EXERCISE DATA:
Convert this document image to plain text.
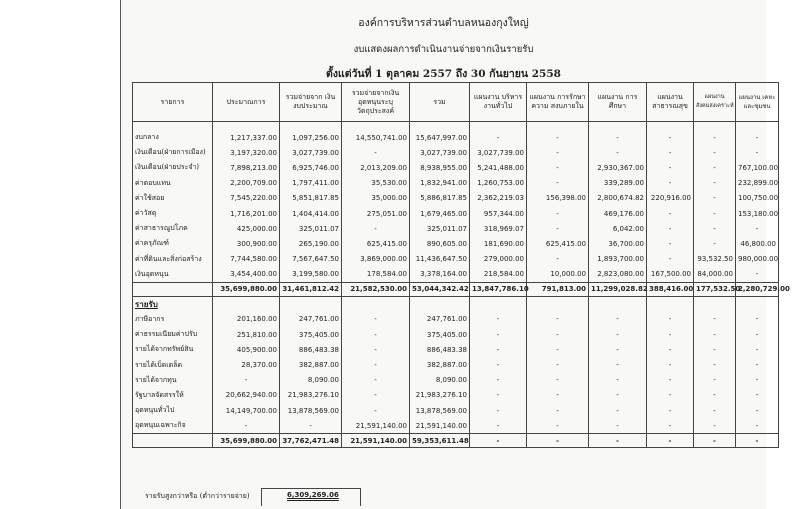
องค์การบริหารส่วนตำบลหนองกุงใหญ่
งบแสดงผลการดำเนินงานจ่ายจากเงินรายรับ
ตั้งแต่วันที่ 1 ตุลาคม 2557 ถึง 30 กันยายน 2558
รายการ	ประมาณการ	รวมจ่ายจาก เงินงบประมาณ	รวมจ่ายจากเงิน อุดหนุนระบุ วัตถุประสงค์	รวม	แผนงาน บริหารงานทั่วไป	แผนงาน การรักษาความ สงบภายใน	แผนงาน การศึกษา	แผนงาน สาธารณสุข	แผนงาน สังคมสงเคราะห์	แผนงาน เคหะและชุมชน

งบกลาง	1,217,337.00	1,097,256.00	14,550,741.00	15,647,997.00	-	-	-	-	-	-
เงินเดือน(ฝ่ายการเมือง)	3,197,320.00	3,027,739.00	-	3,027,739.00	3,027,739.00	-	-	-	-	-
เงินเดือน(ฝ่ายประจำ)	7,898,213.00	6,925,746.00	2,013,209.00	8,938,955.00	5,241,488.00	-	2,930,367.00	-	-	767,100.00
ค่าตอบแทน	2,200,709.00	1,797,411.00	35,530.00	1,832,941.00	1,260,753.00	-	339,289.00	-	-	232,899.00
ค่าใช้สอย	7,545,220.00	5,851,817.85	35,000.00	5,886,817.85	2,362,219.03	156,398.00	2,800,674.82	220,916.00	-	100,750.00
ค่าวัสดุ	1,716,201.00	1,404,414.00	275,051.00	1,679,465.00	957,344.00	-	469,176.00	-	-	153,180.00
ค่าสาธารณูปโภค	425,000.00	325,011.07	-	325,011.07	318,969.07	-	6,042.00	-	-	-
ค่าครุภัณฑ์	300,900.00	265,190.00	625,415.00	890,605.00	181,690.00	625,415.00	36,700.00	-	-	46,800.00
ค่าที่ดินและสิ่งก่อสร้าง	7,744,580.00	7,567,647.50	3,869,000.00	11,436,647.50	279,000.00	-	1,893,700.00	-	93,532.50	980,000.00
เงินอุดหนุน	3,454,400.00	3,199,580.00	178,584.00	3,378,164.00	218,584.00	10,000.00	2,823,080.00	167,500.00	84,000.00	-
	35,699,880.00	31,461,812.42	21,582,530.00	53,044,342.42	13,847,786.10	791,813.00	11,299,028.82	388,416.00	177,532.50	2,280,729.00
รายรับ										
ภาษีอากร	201,160.00	247,761.00	-	247,761.00	-	-	-	-	-	-
ค่าธรรมเนียมค่าปรับ	251,810.00	375,405.00	-	375,405.00	-	-	-	-	-	-
รายได้จากทรัพย์สิน	405,900.00	886,483.38	-	886,483.38	-	-	-	-	-	-
รายได้เบ็ดเตล็ด	28,370.00	382,887.00	-	382,887.00	-	-	-	-	-	-
รายได้จากทุน	-	8,090.00	-	8,090.00	-	-	-	-	-	-
รัฐบาลจัดสรรให้	20,662,940.00	21,983,276.10	-	21,983,276.10	-	-	-	-	-	-
อุดหนุนทั่วไป	14,149,700.00	13,878,569.00	-	13,878,569.00	-	-	-	-	-	-
อุดหนุนเฉพาะกิจ	-	-	21,591,140.00	21,591,140.00	-	-	-	-	-	-
	35,699,880.00	37,762,471.48	21,591,140.00	59,353,611.48	-	-	-	-	-	-
รายรับสูงกว่าหรือ (ต่ำกว่ารายจ่าย)	6,309,269.06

REQUIREMENT: Make an exact copy of the whole listing, but don't bring over any pictures.

RESULT OF THE EXERCISE:
Convert this document image to plain text.
องค์การบริหารส่วนตำบลหนองกุงใหญ่
งบแสดงผลการดำเนินงานจ่ายจากเงินรายรับ
ตั้งแต่วันที่ 1 ตุลาคม 2557 ถึง 30 กันยายน 2558
รายการ	ประมาณการ	รวมจ่ายจาก เงินงบประมาณ	รวมจ่ายจากเงิน อุดหนุนระบุ วัตถุประสงค์	รวม	แผนงาน บริหารงานทั่วไป	แผนงาน การรักษาความ สงบภายใน	แผนงาน การศึกษา	แผนงาน สาธารณสุข	แผนงาน สังคมสงเคราะห์	แผนงาน เคหะและชุมชน

งบกลาง	1,217,337.00	1,097,256.00	14,550,741.00	15,647,997.00	-	-	-	-	-	-
เงินเดือน(ฝ่ายการเมือง)	3,197,320.00	3,027,739.00	-	3,027,739.00	3,027,739.00	-	-	-	-	-
เงินเดือน(ฝ่ายประจำ)	7,898,213.00	6,925,746.00	2,013,209.00	8,938,955.00	5,241,488.00	-	2,930,367.00	-	-	767,100.00
ค่าตอบแทน	2,200,709.00	1,797,411.00	35,530.00	1,832,941.00	1,260,753.00	-	339,289.00	-	-	232,899.00
ค่าใช้สอย	7,545,220.00	5,851,817.85	35,000.00	5,886,817.85	2,362,219.03	156,398.00	2,800,674.82	220,916.00	-	100,750.00
ค่าวัสดุ	1,716,201.00	1,404,414.00	275,051.00	1,679,465.00	957,344.00	-	469,176.00	-	-	153,180.00
ค่าสาธารณูปโภค	425,000.00	325,011.07	-	325,011.07	318,969.07	-	6,042.00	-	-	-
ค่าครุภัณฑ์	300,900.00	265,190.00	625,415.00	890,605.00	181,690.00	625,415.00	36,700.00	-	-	46,800.00
ค่าที่ดินและสิ่งก่อสร้าง	7,744,580.00	7,567,647.50	3,869,000.00	11,436,647.50	279,000.00	-	1,893,700.00	-	93,532.50	980,000.00
เงินอุดหนุน	3,454,400.00	3,199,580.00	178,584.00	3,378,164.00	218,584.00	10,000.00	2,823,080.00	167,500.00	84,000.00	-
	35,699,880.00	31,461,812.42	21,582,530.00	53,044,342.42	13,847,786.10	791,813.00	11,299,028.82	388,416.00	177,532.50	2,280,729.00
รายรับ										
ภาษีอากร	201,160.00	247,761.00	-	247,761.00	-	-	-	-	-	-
ค่าธรรมเนียมค่าปรับ	251,810.00	375,405.00	-	375,405.00	-	-	-	-	-	-
รายได้จากทรัพย์สิน	405,900.00	886,483.38	-	886,483.38	-	-	-	-	-	-
รายได้เบ็ดเตล็ด	28,370.00	382,887.00	-	382,887.00	-	-	-	-	-	-
รายได้จากทุน	-	8,090.00	-	8,090.00	-	-	-	-	-	-
รัฐบาลจัดสรรให้	20,662,940.00	21,983,276.10	-	21,983,276.10	-	-	-	-	-	-
อุดหนุนทั่วไป	14,149,700.00	13,878,569.00	-	13,878,569.00	-	-	-	-	-	-
อุดหนุนเฉพาะกิจ	-	-	21,591,140.00	21,591,140.00	-	-	-	-	-	-
	35,699,880.00	37,762,471.48	21,591,140.00	59,353,611.48	-	-	-	-	-	-
รายรับสูงกว่าหรือ (ต่ำกว่ารายจ่าย)	6,309,269.06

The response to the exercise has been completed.